Ryegaard is a manor house and estate in Lejre Municipality, Denmark. Ryegaard and neighbouring Trudsholm is owned by the Rosenkrantz/Skeel families since the year 1735. The two estates add up to a combined area of 1,228 hectares.

History
Ryegaard is first mentioned in 1350when Folmer Folmersen acquired it from the Crown in exchange for other property. The next owner was Jakob Olufsen Lunge and the estate then remained in the hands of the Lunge family until Sophie Folmersdatter Lunge, by marriage, transferred it to Claus Serlin. After his death, Ryegaard passed to Otte Alretsen Selin and then to his daughter Sophie Clausdatter Serlin. She married David Arildsen in 1452. Having no children, they bequeathed Ryegård  to a grandson of Serlin, Niels Clausen, who was Bishop of Aarhus. The next owner was Erik Eriksen Banner. His son, Frantz Banner, inherited the estate in 1554. He began the constructed of a new main building after the old one was destroyed by fire in 1569. He also increased the size of the estate through the acquisition of more land.

In 1573, Banner ceded Ryegaard to the Crown in exchange for property in Jutland. The Crown later that same year sold Ryegaard to Johanne Oxe. Ryegaard had at some point been granted status of a birk but Frants Banner had unlawfully retained this authority and the estate therefore lost its status of birk in 1586.

It is unclear what happened to Ryegaard after Johanne Oxe's death in 1586 but the estate was most likely ceded to either Johan Barnekow or his widow Anne Pedersdatter Bille since it is known that it was later owned by their daughter Sophie Barnekow. Sophie Barnekow's husband, Eiler Gyldenstiernes, sold the estate to Axel Urne in 1622. Axel Urne's widow, Birgitte Gyldenstierne, sold it in 1640,

The new owner was Niels Trolle. He once again increased the size of the estate through the acquisition of more land. He also restored Ryegaard's status as a birk. After Niels Trolle's death, Ryegaard passed to his son, Holger Trolle, who once again added more land. After Holger Trolle's death, Ryegaard passed to his son and daughter-in-law. Their son, Knud Trolle, sold the estate in 1735.

§ Information given
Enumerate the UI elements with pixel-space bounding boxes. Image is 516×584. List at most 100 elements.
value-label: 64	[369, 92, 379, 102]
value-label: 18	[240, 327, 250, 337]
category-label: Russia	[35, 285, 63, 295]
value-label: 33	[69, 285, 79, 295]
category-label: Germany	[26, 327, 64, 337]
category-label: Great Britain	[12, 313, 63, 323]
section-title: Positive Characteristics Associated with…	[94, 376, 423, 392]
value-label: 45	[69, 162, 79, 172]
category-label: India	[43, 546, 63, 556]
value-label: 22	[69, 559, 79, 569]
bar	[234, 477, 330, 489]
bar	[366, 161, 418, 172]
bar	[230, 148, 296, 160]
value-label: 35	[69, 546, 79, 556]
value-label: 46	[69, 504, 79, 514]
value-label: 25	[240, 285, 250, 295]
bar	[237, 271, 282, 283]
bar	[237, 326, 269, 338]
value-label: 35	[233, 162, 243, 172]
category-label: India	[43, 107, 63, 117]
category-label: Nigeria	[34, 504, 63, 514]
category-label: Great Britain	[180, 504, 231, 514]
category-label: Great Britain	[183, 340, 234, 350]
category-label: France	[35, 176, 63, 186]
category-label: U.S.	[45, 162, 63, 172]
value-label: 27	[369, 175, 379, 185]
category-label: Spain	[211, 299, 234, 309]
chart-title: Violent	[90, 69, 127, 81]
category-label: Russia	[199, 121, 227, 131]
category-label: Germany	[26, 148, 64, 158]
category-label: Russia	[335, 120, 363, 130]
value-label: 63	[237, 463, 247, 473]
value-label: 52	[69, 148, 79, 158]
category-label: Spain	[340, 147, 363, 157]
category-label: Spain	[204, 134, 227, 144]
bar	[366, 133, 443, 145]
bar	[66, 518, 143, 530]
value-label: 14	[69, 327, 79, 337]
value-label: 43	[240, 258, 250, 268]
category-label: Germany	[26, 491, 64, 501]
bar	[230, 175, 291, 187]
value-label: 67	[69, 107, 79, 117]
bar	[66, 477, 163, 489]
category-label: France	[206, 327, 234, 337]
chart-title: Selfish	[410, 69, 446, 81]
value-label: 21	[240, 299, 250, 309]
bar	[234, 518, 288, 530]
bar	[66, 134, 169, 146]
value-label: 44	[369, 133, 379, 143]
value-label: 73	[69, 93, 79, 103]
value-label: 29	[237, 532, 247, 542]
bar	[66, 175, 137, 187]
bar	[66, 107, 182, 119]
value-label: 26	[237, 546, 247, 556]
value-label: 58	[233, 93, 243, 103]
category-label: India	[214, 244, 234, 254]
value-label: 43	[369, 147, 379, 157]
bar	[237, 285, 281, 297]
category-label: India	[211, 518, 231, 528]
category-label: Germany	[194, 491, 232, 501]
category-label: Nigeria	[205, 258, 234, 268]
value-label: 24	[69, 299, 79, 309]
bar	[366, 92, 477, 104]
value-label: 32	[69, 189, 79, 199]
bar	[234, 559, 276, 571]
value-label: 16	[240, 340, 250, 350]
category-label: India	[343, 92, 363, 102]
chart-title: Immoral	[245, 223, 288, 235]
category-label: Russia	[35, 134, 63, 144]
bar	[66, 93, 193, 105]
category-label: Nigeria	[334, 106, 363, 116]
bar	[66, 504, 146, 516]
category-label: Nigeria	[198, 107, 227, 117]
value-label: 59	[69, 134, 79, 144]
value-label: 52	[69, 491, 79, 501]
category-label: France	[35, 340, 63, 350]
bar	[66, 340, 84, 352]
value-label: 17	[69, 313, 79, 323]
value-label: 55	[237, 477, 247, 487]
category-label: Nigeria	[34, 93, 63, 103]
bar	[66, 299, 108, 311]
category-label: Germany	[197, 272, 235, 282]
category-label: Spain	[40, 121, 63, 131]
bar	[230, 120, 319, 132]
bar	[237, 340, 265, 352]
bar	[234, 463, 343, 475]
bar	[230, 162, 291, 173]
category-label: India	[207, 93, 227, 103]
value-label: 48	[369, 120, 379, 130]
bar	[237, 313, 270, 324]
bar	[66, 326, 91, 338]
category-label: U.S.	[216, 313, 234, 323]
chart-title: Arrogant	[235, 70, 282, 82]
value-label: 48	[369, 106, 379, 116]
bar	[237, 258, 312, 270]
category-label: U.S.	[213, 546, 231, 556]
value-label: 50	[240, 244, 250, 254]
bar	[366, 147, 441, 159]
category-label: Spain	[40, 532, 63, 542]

§ Stated exercise 1
Reproduce everything in the Ryegaard text from "It is unclear" down to "estate in 1735.".
§ Stated exercise 2
Carry the Ryegaard text forward, picking up after its last sentence.

§ Final result 1
It is unclear what happened to Ryegaard after Johanne Oxe's death in 1586 but the estate was most likely ceded to either Johan Barnekow or his widow Anne Pedersdatter Bille since it is known that it was later owned by their daughter Sophie Barnekow. Sophie Barnekow's husband, Eiler Gyldenstiernes, sold the estate to Axel Urne in 1622. Axel Urne's widow, Birgitte Gyldenstierne, sold it in 1640,

The new owner was Niels Trolle. He once again increased the size of the estate through the acquisition of more land. He also restored Ryegaard's status as a birk. After Niels Trolle's death, Ryegaard passed to his son, Holger Trolle, who once again added more land. After Holger Trolle's death, Ryegaard passed to his son and daughter-in-law. Their son, Knud Trolle, sold the estate in 1735.

§ Final result 2
The new owner was Iver Rosenkrantz. His widow, Charlotte Amalie Skeel, kept the estate after her husband's death in 1745. Their son, Frederik Christian Rosenkrantz, who later served as prime minister, inherited the estate after his mother's death in 1763. He was also the owner of Krabbesholm, Egholm, Barritskov and Trudsholm. He endowed his estates to Niels Rosenkrantz with an obligation to establish a stamhus (family trust) from the estates. Stamhuset Rosenkrantz was established from Ryegaard, Barritskov and Trudsholm while Egholm and Krabbesholm were sold to his brother Marcus Gøye Rosenkrantz.

Niels Rosenkrantz died without children in 1824. Stamhuset Rosenkrantz was therefore passed to his relative Henrik Jørgen Scheel. He was succeeded by his son Frederik Christian Rosenkrantz Scheel. He replaced the old main building with a new one.

After Frederik Christian Rosenkrantz Scheel's death, in 1912, stamhuset Rosenkrantz passed to his son, Henrik Jørgen Scheel, who died in 1917 and was succeeded by Frederik Christian Scheel. The adoption of the lensafløsningslov in 1919 meant that Stamhuset Rosenkrantz was dissolved with effect from 1923. As another consequence of the act, Ryegaard also had to cede 158.1 hectare of land to the government in 1921 and another 29.9 hectares in 1926.

Today
Ryegaard and Trudsholm are today owned by Johan Christian Rosenkrantz Scheel. The two estates have a combined area of 1,228 hectares.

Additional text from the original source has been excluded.